Written problem:
Can you pull out every line of the entries below and reproduce each one verbatim, without changing anything?

#### Rows

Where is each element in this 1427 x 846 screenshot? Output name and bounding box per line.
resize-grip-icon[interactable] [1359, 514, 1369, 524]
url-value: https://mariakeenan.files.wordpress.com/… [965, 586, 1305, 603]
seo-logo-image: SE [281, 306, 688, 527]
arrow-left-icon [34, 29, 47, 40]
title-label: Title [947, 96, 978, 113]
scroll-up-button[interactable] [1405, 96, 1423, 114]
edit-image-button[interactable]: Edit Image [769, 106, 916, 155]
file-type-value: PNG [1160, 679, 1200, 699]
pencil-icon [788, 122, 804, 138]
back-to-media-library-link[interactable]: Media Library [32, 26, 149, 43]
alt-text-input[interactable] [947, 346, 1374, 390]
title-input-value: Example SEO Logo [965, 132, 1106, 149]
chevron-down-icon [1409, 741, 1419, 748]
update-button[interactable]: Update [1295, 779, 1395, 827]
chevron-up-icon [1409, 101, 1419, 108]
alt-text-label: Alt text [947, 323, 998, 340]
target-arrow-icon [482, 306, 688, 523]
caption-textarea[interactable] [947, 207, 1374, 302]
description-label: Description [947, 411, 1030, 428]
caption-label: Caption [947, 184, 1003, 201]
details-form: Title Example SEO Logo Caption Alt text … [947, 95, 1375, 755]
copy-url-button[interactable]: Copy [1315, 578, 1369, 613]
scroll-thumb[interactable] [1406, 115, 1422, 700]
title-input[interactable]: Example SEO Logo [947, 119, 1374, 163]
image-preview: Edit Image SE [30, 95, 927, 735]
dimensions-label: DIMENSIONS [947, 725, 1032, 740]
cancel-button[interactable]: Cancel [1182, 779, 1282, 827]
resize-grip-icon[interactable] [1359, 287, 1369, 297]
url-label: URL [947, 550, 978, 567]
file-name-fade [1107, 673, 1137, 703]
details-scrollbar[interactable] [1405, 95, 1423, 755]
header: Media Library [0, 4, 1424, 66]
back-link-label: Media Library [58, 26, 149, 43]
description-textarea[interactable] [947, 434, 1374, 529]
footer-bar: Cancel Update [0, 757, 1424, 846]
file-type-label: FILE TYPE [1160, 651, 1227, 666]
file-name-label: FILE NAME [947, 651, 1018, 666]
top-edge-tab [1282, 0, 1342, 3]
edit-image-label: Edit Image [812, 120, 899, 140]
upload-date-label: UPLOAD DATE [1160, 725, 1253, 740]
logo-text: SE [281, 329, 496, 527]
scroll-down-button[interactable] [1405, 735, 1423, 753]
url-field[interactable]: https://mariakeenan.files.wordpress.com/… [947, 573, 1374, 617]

########

Final result:
Where is each element in this 1427 x 846 screenshot? Output name and bounding box per line.
resize-grip-icon[interactable] [1359, 514, 1369, 524]
url-value: https://mariakeenan.files.wordpress.com/… [965, 586, 1305, 603]
seo-logo-image: SE [281, 306, 688, 527]
arrow-left-icon [34, 29, 47, 40]
title-label: Title [947, 96, 978, 113]
scroll-up-button[interactable] [1405, 96, 1423, 114]
edit-image-button[interactable]: Edit Image [769, 106, 916, 155]
file-type-value: PNG [1160, 679, 1200, 699]
pencil-icon [788, 122, 804, 138]
back-to-media-library-link[interactable]: Media Library [32, 26, 149, 43]
alt-text-input[interactable] [947, 346, 1374, 390]
title-input-value: Example SEO Logo [965, 132, 1106, 149]
chevron-down-icon [1409, 741, 1419, 748]
update-button[interactable]: Update [1295, 779, 1395, 827]
chevron-up-icon [1409, 101, 1419, 108]
alt-text-label: Alt text [947, 323, 998, 340]
target-arrow-icon [482, 306, 688, 523]
caption-textarea[interactable] [947, 207, 1374, 302]
description-label: Description [947, 411, 1030, 428]
caption-label: Caption [947, 184, 1003, 201]
details-form: Title Example SEO Logo Caption Alt text … [947, 95, 1375, 755]
copy-url-button[interactable]: Copy [1315, 578, 1369, 613]
scroll-thumb[interactable] [1406, 115, 1422, 700]
title-input[interactable]: Example SEO Logo [947, 119, 1374, 163]
image-preview: Edit Image SE [30, 95, 927, 735]
dimensions-label: DIMENSIONS [947, 725, 1032, 740]
cancel-button[interactable]: Cancel [1182, 779, 1282, 827]
resize-grip-icon[interactable] [1359, 287, 1369, 297]
url-label: URL [947, 550, 978, 567]
file-name-fade [1107, 673, 1137, 703]
details-scrollbar[interactable] [1405, 95, 1423, 755]
header: Media Library [0, 4, 1424, 66]
back-link-label: Media Library [58, 26, 149, 43]
description-textarea[interactable] [947, 434, 1374, 529]
footer-bar: Cancel Update [0, 757, 1424, 846]
file-type-label: FILE TYPE [1160, 651, 1227, 666]
file-name-label: FILE NAME [947, 651, 1018, 666]
top-edge-tab [1282, 0, 1342, 3]
edit-image-label: Edit Image [812, 120, 899, 140]
upload-date-label: UPLOAD DATE [1160, 725, 1253, 740]
logo-text: SE [281, 329, 496, 527]
scroll-down-button[interactable] [1405, 735, 1423, 753]
url-field[interactable]: https://mariakeenan.files.wordpress.com/… [947, 573, 1374, 617]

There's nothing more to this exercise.